### [Set problem]
Copy every record exactly, and keep the pictures out.

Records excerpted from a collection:

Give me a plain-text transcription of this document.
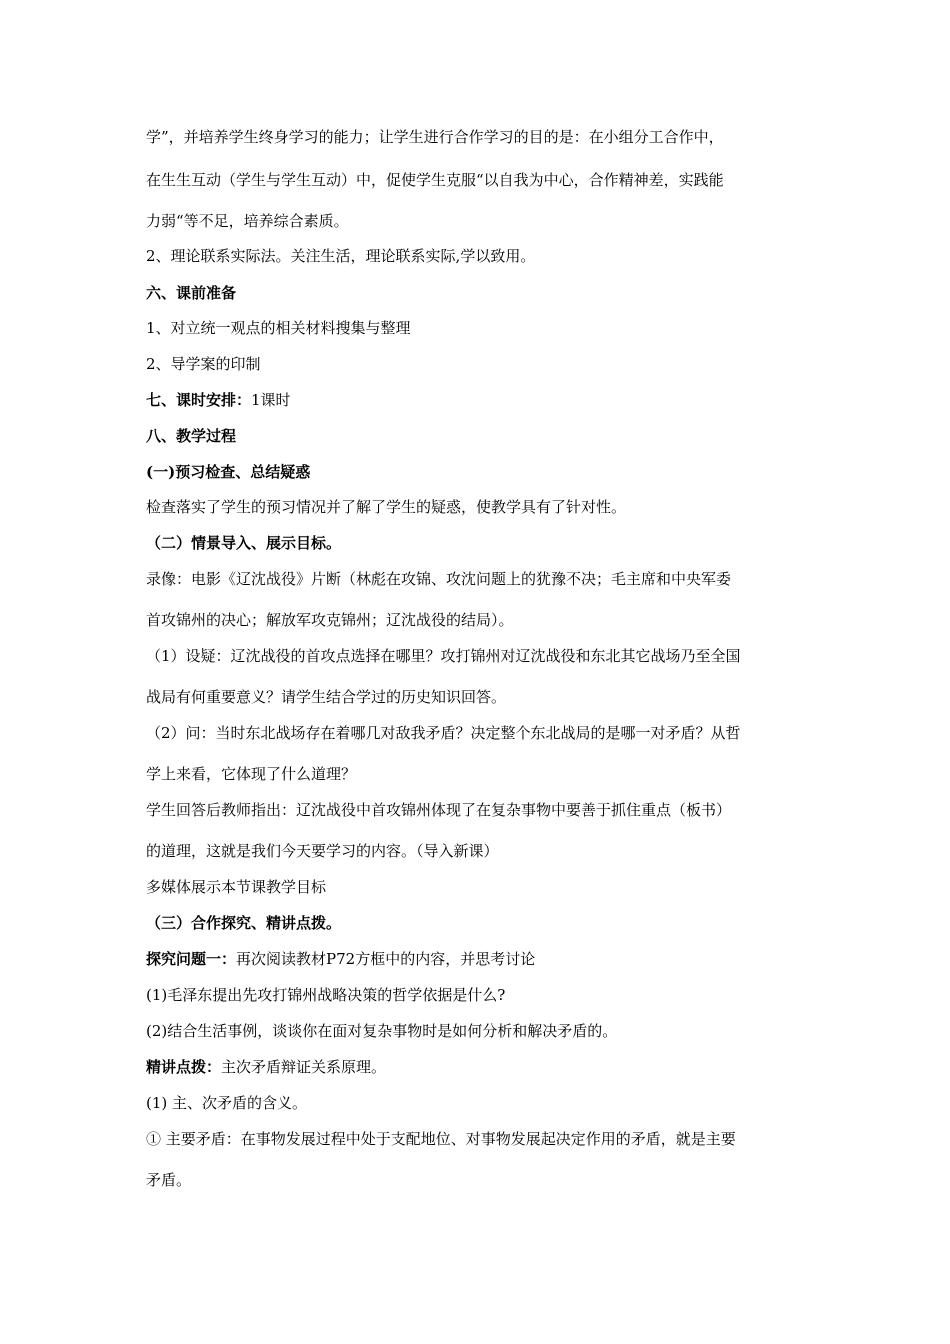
学”，并培养学生终身学习的能力；让学生进行合作学习的目的是：在小组分工合作中，
在生生互动（学生与学生互动）中，促使学生克服“以自我为中心，合作精神差，实践能
力弱“等不足，培养综合素质。
2、理论联系实际法。关注生活，理论联系实际,学以致用。
六、课前准备
1、对立统一观点的相关材料搜集与整理
2、导学案的印制
七、课时安排：1课时
八、教学过程
(一)预习检查、总结疑惑
检查落实了学生的预习情况并了解了学生的疑惑，使教学具有了针对性。
（二）情景导入、展示目标。
录像：电影《辽沈战役》片断（林彪在攻锦、攻沈问题上的犹豫不决；毛主席和中央军委
首攻锦州的决心；解放军攻克锦州；辽沈战役的结局）。
（1）设疑：辽沈战役的首攻点选择在哪里？攻打锦州对辽沈战役和东北其它战场乃至全国
战局有何重要意义？请学生结合学过的历史知识回答。
（2）问：当时东北战场存在着哪几对敌我矛盾？决定整个东北战局的是哪一对矛盾？从哲
学上来看，它体现了什么道理？
学生回答后教师指出：辽沈战役中首攻锦州体现了在复杂事物中要善于抓住重点（板书）
的道理，这就是我们今天要学习的内容。（导入新课）
多媒体展示本节课教学目标
（三）合作探究、精讲点拨。
探究问题一：再次阅读教材P72方框中的内容，并思考讨论
(1)毛泽东提出先攻打锦州战略决策的哲学依据是什么?
(2)结合生活事例，谈谈你在面对复杂事物时是如何分析和解决矛盾的。
精讲点拨：主次矛盾辩证关系原理。
(1) 主、次矛盾的含义。
① 主要矛盾：在事物发展过程中处于支配地位、对事物发展起决定作用的矛盾，就是主要
矛盾。
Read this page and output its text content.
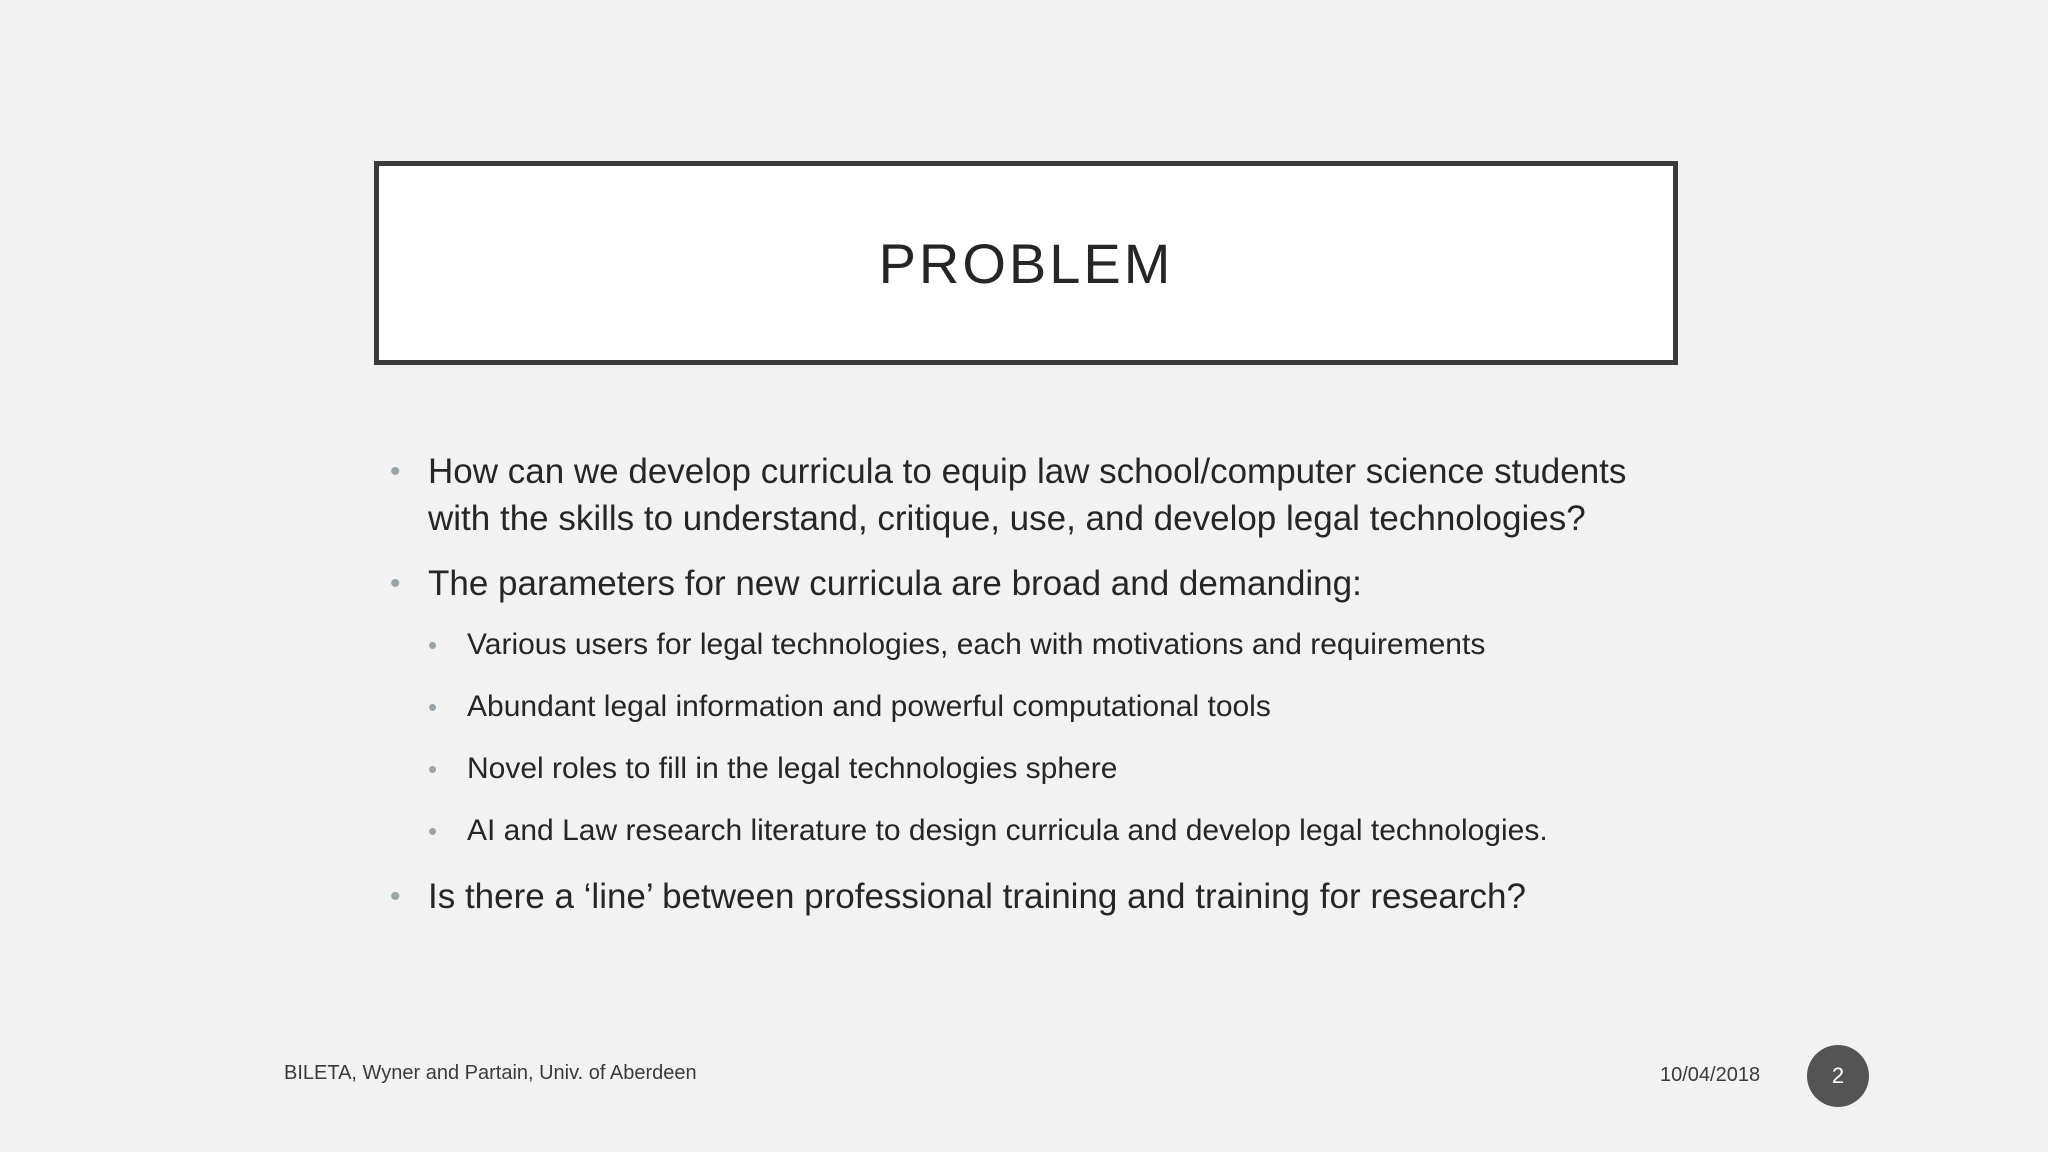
PROBLEM
• How can we develop curricula to equip law school/computer science students with the skills to understand, critique, use, and develop legal technologies?
• The parameters for new curricula are broad and demanding:
• Various users for legal technologies, each with motivations and requirements
• Abundant legal information and powerful computational tools
• Novel roles to fill in the legal technologies sphere
• AI and Law research literature to design curricula and develop legal technologies.
• Is there a ‘line’ between professional training and training for research?
BILETA, Wyner and Partain, Univ. of Aberdeen	10/04/2018	2
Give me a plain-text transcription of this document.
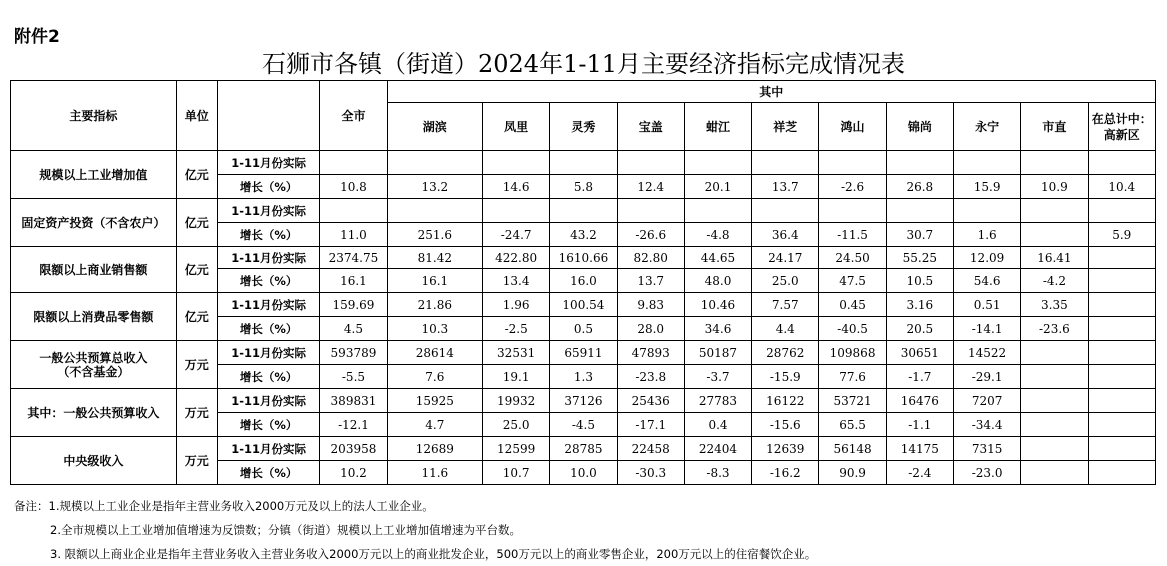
附件2
石狮市各镇（街道）2024年1-11月主要经济指标完成情况表
主要指标	单位		全市	其中										
				湖滨	凤里	灵秀	宝盖	蚶江	祥芝	鸿山	锦尚	永宁	市直	在总计中：高新区
规模以上工业增加值	亿元	1-11月份实际												
		增长（%）	10.8	13.2	14.6	5.8	12.4	20.1	13.7	-2.6	26.8	15.9	10.9	10.4
固定资产投资（不含农户）	亿元	1-11月份实际												
		增长（%）	11.0	251.6	-24.7	43.2	-26.6	-4.8	36.4	-11.5	30.7	1.6		5.9
限额以上商业销售额	亿元	1-11月份实际	2374.75	81.42	422.80	1610.66	82.80	44.65	24.17	24.50	55.25	12.09	16.41	
		增长（%）	16.1	16.1	13.4	16.0	13.7	48.0	25.0	47.5	10.5	54.6	-4.2	
限额以上消费品零售额	亿元	1-11月份实际	159.69	21.86	1.96	100.54	9.83	10.46	7.57	0.45	3.16	0.51	3.35	
		增长（%）	4.5	10.3	-2.5	0.5	28.0	34.6	4.4	-40.5	20.5	-14.1	-23.6	
一般公共预算总收入（不含基金）	万元	1-11月份实际	593789	28614	32531	65911	47893	50187	28762	109868	30651	14522		
		增长（%）	-5.5	7.6	19.1	1.3	-23.8	-3.7	-15.9	77.6	-1.7	-29.1		
其中：一般公共预算收入	万元	1-11月份实际	389831	15925	19932	37126	25436	27783	16122	53721	16476	7207		
		增长（%）	-12.1	4.7	25.0	-4.5	-17.1	0.4	-15.6	65.5	-1.1	-34.4		
中央级收入	万元	1-11月份实际	203958	12689	12599	28785	22458	22404	12639	56148	14175	7315		
		增长（%）	10.2	11.6	10.7	10.0	-30.3	-8.3	-16.2	90.9	-2.4	-23.0		
备注：1.规模以上工业企业是指年主营业务收入2000万元及以上的法人工业企业。
2.全市规模以上工业增加值增速为反馈数；分镇（街道）规模以上工业增加值增速为平台数。
3. 限额以上商业企业是指年主营业务收入主营业务收入2000万元以上的商业批发企业，500万元以上的商业零售企业，200万元以上的住宿餐饮企业。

### [The output]
Give me a plain-text transcription of this document.
学”，并培养学生终身学习的能力；让学生进行合作学习的目的是：在小组分工合作中，
在生生互动（学生与学生互动）中，促使学生克服“以自我为中心，合作精神差，实践能
力弱“等不足，培养综合素质。
2、理论联系实际法。关注生活，理论联系实际,学以致用。
六、课前准备
1、对立统一观点的相关材料搜集与整理
2、导学案的印制
七、课时安排：1课时
八、教学过程
(一)预习检查、总结疑惑
检查落实了学生的预习情况并了解了学生的疑惑，使教学具有了针对性。
（二）情景导入、展示目标。
录像：电影《辽沈战役》片断（林彪在攻锦、攻沈问题上的犹豫不决；毛主席和中央军委
首攻锦州的决心；解放军攻克锦州；辽沈战役的结局）。
（1）设疑：辽沈战役的首攻点选择在哪里？攻打锦州对辽沈战役和东北其它战场乃至全国
战局有何重要意义？请学生结合学过的历史知识回答。
（2）问：当时东北战场存在着哪几对敌我矛盾？决定整个东北战局的是哪一对矛盾？从哲
学上来看，它体现了什么道理？
学生回答后教师指出：辽沈战役中首攻锦州体现了在复杂事物中要善于抓住重点（板书）
的道理，这就是我们今天要学习的内容。（导入新课）
多媒体展示本节课教学目标
（三）合作探究、精讲点拨。
探究问题一：再次阅读教材P72方框中的内容，并思考讨论
(1)毛泽东提出先攻打锦州战略决策的哲学依据是什么?
(2)结合生活事例，谈谈你在面对复杂事物时是如何分析和解决矛盾的。
精讲点拨：主次矛盾辩证关系原理。
(1) 主、次矛盾的含义。
① 主要矛盾：在事物发展过程中处于支配地位、对事物发展起决定作用的矛盾，就是主要
矛盾。
Read this page and output its text content.
PROBLEM
• How can we develop curricula to equip law school/computer science students with the skills to understand, critique, use, and develop legal technologies?
• The parameters for new curricula are broad and demanding:
• Various users for legal technologies, each with motivations and requirements
• Abundant legal information and powerful computational tools
• Novel roles to fill in the legal technologies sphere
• AI and Law research literature to design curricula and develop legal technologies.
• Is there a ‘line’ between professional training and training for research?
BILETA, Wyner and Partain, Univ. of Aberdeen	10/04/2018	2
Give me a plain-text transcription of this document.
附件2
石狮市各镇（街道）2024年1-11月主要经济指标完成情况表
主要指标	单位		全市	其中										
				湖滨	凤里	灵秀	宝盖	蚶江	祥芝	鸿山	锦尚	永宁	市直	在总计中：高新区
规模以上工业增加值	亿元	1-11月份实际												
		增长（%）	10.8	13.2	14.6	5.8	12.4	20.1	13.7	-2.6	26.8	15.9	10.9	10.4
固定资产投资（不含农户）	亿元	1-11月份实际												
		增长（%）	11.0	251.6	-24.7	43.2	-26.6	-4.8	36.4	-11.5	30.7	1.6		5.9
限额以上商业销售额	亿元	1-11月份实际	2374.75	81.42	422.80	1610.66	82.80	44.65	24.17	24.50	55.25	12.09	16.41	
		增长（%）	16.1	16.1	13.4	16.0	13.7	48.0	25.0	47.5	10.5	54.6	-4.2	
限额以上消费品零售额	亿元	1-11月份实际	159.69	21.86	1.96	100.54	9.83	10.46	7.57	0.45	3.16	0.51	3.35	
		增长（%）	4.5	10.3	-2.5	0.5	28.0	34.6	4.4	-40.5	20.5	-14.1	-23.6	
一般公共预算总收入（不含基金）	万元	1-11月份实际	593789	28614	32531	65911	47893	50187	28762	109868	30651	14522		
		增长（%）	-5.5	7.6	19.1	1.3	-23.8	-3.7	-15.9	77.6	-1.7	-29.1		
其中：一般公共预算收入	万元	1-11月份实际	389831	15925	19932	37126	25436	27783	16122	53721	16476	7207		
		增长（%）	-12.1	4.7	25.0	-4.5	-17.1	0.4	-15.6	65.5	-1.1	-34.4		
中央级收入	万元	1-11月份实际	203958	12689	12599	28785	22458	22404	12639	56148	14175	7315		
		增长（%）	10.2	11.6	10.7	10.0	-30.3	-8.3	-16.2	90.9	-2.4	-23.0		
备注：1.规模以上工业企业是指年主营业务收入2000万元及以上的法人工业企业。
2.全市规模以上工业增加值增速为反馈数；分镇（街道）规模以上工业增加值增速为平台数。
3. 限额以上商业企业是指年主营业务收入主营业务收入2000万元以上的商业批发企业，500万元以上的商业零售企业，200万元以上的住宿餐饮企业。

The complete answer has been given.